> [WHAT IS ASKED] Pull out every line from the listing that has the word "Nguyễn".

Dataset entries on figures
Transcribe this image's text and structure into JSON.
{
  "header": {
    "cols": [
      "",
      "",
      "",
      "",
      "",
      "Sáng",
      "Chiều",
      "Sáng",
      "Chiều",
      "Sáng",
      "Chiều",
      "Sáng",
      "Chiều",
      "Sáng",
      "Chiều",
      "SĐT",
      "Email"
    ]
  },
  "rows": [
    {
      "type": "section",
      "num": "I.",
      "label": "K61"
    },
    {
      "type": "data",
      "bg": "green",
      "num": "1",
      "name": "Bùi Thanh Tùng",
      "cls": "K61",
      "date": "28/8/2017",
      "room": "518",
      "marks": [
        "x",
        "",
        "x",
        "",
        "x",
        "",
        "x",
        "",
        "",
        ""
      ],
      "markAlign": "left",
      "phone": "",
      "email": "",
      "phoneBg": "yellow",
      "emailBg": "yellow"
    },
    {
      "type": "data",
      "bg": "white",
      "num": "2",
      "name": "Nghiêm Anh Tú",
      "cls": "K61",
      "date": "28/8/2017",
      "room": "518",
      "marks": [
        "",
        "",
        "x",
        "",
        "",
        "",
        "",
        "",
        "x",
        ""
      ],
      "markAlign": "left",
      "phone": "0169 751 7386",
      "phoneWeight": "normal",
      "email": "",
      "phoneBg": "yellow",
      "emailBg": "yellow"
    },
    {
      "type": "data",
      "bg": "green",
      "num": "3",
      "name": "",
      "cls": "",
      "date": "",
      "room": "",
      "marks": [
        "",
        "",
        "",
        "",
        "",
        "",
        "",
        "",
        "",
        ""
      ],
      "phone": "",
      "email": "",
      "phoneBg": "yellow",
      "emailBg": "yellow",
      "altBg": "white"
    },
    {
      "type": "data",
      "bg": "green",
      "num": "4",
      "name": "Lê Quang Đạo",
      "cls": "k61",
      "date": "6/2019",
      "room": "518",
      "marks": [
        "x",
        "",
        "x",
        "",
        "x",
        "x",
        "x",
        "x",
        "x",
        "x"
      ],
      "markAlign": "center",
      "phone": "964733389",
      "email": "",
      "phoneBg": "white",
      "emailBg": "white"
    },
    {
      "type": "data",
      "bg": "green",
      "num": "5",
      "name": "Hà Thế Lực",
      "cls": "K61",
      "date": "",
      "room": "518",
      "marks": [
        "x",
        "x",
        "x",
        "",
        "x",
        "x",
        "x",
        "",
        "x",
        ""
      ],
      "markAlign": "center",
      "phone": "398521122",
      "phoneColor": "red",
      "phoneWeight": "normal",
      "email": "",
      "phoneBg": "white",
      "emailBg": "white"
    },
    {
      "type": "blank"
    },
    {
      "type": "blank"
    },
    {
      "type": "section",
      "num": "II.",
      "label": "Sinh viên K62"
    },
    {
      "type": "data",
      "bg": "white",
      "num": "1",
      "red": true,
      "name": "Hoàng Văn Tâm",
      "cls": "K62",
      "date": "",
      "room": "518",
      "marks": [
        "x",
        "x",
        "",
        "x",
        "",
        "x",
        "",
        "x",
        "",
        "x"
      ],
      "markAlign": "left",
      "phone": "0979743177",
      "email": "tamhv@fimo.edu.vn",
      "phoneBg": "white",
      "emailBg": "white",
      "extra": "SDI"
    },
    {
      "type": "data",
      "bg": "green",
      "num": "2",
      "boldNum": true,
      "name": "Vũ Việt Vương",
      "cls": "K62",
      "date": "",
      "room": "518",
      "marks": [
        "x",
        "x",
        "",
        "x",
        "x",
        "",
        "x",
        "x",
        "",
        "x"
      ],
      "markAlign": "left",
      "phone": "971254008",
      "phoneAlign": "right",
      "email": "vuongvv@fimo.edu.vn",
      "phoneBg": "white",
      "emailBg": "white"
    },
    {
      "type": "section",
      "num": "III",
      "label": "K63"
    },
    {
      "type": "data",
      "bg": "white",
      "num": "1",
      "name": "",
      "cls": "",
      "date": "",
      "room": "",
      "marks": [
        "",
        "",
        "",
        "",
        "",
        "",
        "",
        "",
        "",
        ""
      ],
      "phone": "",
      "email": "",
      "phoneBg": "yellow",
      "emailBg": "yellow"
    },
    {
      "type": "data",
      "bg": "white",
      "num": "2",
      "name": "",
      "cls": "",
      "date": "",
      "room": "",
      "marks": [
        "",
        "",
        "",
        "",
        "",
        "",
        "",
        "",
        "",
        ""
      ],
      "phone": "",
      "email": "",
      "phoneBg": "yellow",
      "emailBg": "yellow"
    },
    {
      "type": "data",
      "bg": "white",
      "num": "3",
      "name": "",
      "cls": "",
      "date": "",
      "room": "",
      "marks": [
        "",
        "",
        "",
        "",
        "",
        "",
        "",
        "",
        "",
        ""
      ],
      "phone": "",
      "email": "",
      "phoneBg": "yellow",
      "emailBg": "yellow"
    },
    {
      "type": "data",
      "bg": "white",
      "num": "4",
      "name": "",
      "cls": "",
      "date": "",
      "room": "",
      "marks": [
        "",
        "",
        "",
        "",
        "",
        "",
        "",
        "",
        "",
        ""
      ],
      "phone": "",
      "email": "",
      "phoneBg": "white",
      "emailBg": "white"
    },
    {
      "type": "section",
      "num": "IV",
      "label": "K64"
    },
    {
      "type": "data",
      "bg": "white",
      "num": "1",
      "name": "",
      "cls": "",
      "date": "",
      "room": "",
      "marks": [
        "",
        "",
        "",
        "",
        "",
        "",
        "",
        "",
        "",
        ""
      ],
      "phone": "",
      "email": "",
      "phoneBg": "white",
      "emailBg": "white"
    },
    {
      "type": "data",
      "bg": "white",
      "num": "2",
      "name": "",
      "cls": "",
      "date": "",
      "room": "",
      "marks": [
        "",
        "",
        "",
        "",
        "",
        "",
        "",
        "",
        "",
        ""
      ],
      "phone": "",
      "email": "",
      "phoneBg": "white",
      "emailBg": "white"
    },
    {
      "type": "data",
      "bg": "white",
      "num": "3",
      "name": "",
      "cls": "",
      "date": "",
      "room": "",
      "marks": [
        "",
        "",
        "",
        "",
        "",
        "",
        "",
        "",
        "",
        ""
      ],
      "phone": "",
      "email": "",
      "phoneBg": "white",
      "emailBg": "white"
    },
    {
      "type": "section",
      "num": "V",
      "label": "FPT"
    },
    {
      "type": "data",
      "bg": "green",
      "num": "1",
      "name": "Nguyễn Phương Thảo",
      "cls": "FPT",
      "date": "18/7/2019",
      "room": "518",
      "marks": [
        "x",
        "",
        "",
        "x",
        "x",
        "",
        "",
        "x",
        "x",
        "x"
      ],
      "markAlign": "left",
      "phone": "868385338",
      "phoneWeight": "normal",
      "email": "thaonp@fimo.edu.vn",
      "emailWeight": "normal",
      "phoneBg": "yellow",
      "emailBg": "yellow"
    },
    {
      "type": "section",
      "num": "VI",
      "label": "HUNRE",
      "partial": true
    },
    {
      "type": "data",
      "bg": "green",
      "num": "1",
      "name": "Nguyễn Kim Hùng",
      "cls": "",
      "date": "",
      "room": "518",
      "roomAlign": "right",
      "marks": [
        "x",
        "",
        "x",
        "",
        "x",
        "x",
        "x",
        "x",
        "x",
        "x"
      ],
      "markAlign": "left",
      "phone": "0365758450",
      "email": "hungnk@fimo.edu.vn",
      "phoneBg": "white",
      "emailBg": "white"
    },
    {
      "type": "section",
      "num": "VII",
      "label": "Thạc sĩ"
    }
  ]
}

> [RESULT OF THE TASK]
      "name": "Nguyễn Phương Thảo",
      "name": "Nguyễn Kim Hùng",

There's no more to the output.